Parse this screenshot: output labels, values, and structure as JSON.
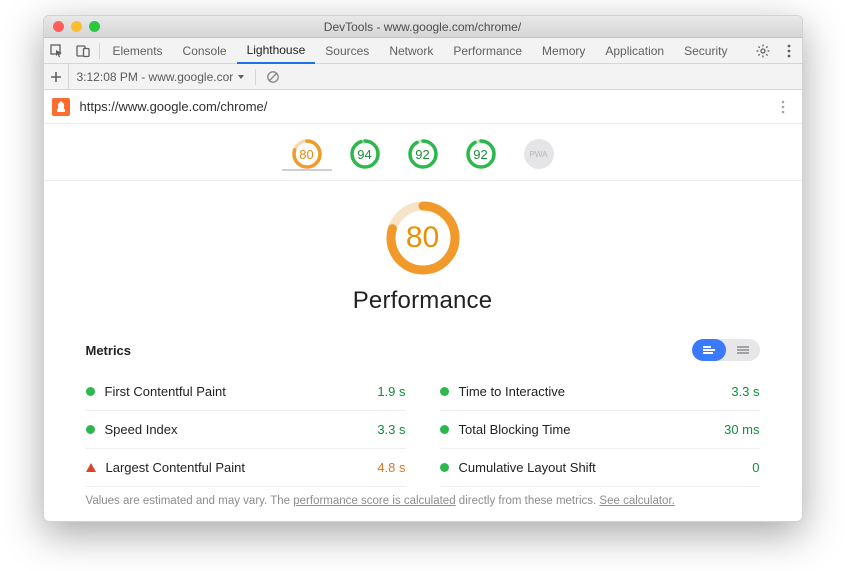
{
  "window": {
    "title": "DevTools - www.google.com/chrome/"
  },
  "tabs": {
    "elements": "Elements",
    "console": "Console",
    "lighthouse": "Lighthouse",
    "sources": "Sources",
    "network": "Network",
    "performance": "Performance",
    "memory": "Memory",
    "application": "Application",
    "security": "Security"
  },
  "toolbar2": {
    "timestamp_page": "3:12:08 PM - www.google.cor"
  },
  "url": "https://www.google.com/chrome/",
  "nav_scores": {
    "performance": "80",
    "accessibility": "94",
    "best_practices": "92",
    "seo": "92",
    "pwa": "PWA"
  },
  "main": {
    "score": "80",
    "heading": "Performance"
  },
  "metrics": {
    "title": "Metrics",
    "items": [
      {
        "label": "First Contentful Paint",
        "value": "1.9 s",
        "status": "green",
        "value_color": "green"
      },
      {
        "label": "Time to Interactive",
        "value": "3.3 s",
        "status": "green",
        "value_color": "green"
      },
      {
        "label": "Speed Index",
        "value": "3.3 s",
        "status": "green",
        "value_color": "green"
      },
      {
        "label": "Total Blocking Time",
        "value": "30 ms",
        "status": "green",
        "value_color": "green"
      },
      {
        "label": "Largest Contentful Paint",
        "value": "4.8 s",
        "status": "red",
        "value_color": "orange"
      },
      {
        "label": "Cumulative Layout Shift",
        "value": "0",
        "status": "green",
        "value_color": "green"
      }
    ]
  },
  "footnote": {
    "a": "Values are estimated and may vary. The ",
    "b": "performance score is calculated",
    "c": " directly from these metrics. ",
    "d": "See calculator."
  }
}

The problem:
Exact duplication of all the records is required; pictures are omitted from the copy.

Solution for this problem:
Parse this screenshot: output labels, values, and structure as JSON.
{
  "window": {
    "title": "DevTools - www.google.com/chrome/"
  },
  "tabs": {
    "elements": "Elements",
    "console": "Console",
    "lighthouse": "Lighthouse",
    "sources": "Sources",
    "network": "Network",
    "performance": "Performance",
    "memory": "Memory",
    "application": "Application",
    "security": "Security"
  },
  "toolbar2": {
    "timestamp_page": "3:12:08 PM - www.google.cor"
  },
  "url": "https://www.google.com/chrome/",
  "nav_scores": {
    "performance": "80",
    "accessibility": "94",
    "best_practices": "92",
    "seo": "92",
    "pwa": "PWA"
  },
  "main": {
    "score": "80",
    "heading": "Performance"
  },
  "metrics": {
    "title": "Metrics",
    "items": [
      {
        "label": "First Contentful Paint",
        "value": "1.9 s",
        "status": "green",
        "value_color": "green"
      },
      {
        "label": "Time to Interactive",
        "value": "3.3 s",
        "status": "green",
        "value_color": "green"
      },
      {
        "label": "Speed Index",
        "value": "3.3 s",
        "status": "green",
        "value_color": "green"
      },
      {
        "label": "Total Blocking Time",
        "value": "30 ms",
        "status": "green",
        "value_color": "green"
      },
      {
        "label": "Largest Contentful Paint",
        "value": "4.8 s",
        "status": "red",
        "value_color": "orange"
      },
      {
        "label": "Cumulative Layout Shift",
        "value": "0",
        "status": "green",
        "value_color": "green"
      }
    ]
  },
  "footnote": {
    "a": "Values are estimated and may vary. The ",
    "b": "performance score is calculated",
    "c": " directly from these metrics. ",
    "d": "See calculator."
  }
}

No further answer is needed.